Task prompt -> Restate the entries word for word, omitting nothing.
— Start Data for this exercise —
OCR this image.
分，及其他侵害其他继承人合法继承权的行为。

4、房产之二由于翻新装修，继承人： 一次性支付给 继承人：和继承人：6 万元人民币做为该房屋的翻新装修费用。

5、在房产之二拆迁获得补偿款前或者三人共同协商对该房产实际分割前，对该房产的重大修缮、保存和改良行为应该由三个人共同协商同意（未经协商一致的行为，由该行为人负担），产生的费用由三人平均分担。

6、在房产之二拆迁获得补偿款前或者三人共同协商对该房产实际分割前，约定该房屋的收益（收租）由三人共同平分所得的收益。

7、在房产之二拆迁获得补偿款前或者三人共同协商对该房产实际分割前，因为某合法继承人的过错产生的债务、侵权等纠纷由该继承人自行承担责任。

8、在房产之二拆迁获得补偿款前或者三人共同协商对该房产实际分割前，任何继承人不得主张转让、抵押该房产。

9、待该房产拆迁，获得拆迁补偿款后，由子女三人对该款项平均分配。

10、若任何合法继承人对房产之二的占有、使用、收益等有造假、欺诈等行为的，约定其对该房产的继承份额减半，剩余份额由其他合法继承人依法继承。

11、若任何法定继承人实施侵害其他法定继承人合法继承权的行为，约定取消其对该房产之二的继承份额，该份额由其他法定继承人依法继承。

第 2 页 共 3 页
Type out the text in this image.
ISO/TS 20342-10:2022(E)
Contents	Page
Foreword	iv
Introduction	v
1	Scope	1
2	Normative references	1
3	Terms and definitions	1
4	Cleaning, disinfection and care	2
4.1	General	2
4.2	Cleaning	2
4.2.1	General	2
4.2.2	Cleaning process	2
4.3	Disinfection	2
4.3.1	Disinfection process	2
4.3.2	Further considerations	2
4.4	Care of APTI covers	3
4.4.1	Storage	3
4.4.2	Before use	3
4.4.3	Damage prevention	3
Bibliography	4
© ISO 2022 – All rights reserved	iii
— End Data for this exercise —
Written solution ->
OCR this image.
分，及其他侵害其他继承人合法继承权的行为。

4、房产之二由于翻新装修，继承人： 一次性支付给 继承人：和继承人：6 万元人民币做为该房屋的翻新装修费用。

5、在房产之二拆迁获得补偿款前或者三人共同协商对该房产实际分割前，对该房产的重大修缮、保存和改良行为应该由三个人共同协商同意（未经协商一致的行为，由该行为人负担），产生的费用由三人平均分担。

6、在房产之二拆迁获得补偿款前或者三人共同协商对该房产实际分割前，约定该房屋的收益（收租）由三人共同平分所得的收益。

7、在房产之二拆迁获得补偿款前或者三人共同协商对该房产实际分割前，因为某合法继承人的过错产生的债务、侵权等纠纷由该继承人自行承担责任。

8、在房产之二拆迁获得补偿款前或者三人共同协商对该房产实际分割前，任何继承人不得主张转让、抵押该房产。

9、待该房产拆迁，获得拆迁补偿款后，由子女三人对该款项平均分配。

10、若任何合法继承人对房产之二的占有、使用、收益等有造假、欺诈等行为的，约定其对该房产的继承份额减半，剩余份额由其他合法继承人依法继承。

11、若任何法定继承人实施侵害其他法定继承人合法继承权的行为，约定取消其对该房产之二的继承份额，该份额由其他法定继承人依法继承。

第 2 页 共 3 页
Type out the text in this image.
ISO/TS 20342-10:2022(E)
Contents	Page
Foreword	iv
Introduction	v
1	Scope	1
2	Normative references	1
3	Terms and definitions	1
4	Cleaning, disinfection and care	2
4.1	General	2
4.2	Cleaning	2
4.2.1	General	2
4.2.2	Cleaning process	2
4.3	Disinfection	2
4.3.1	Disinfection process	2
4.3.2	Further considerations	2
4.4	Care of APTI covers	3
4.4.1	Storage	3
4.4.2	Before use	3
4.4.3	Damage prevention	3
Bibliography	4
© ISO 2022 – All rights reserved	iii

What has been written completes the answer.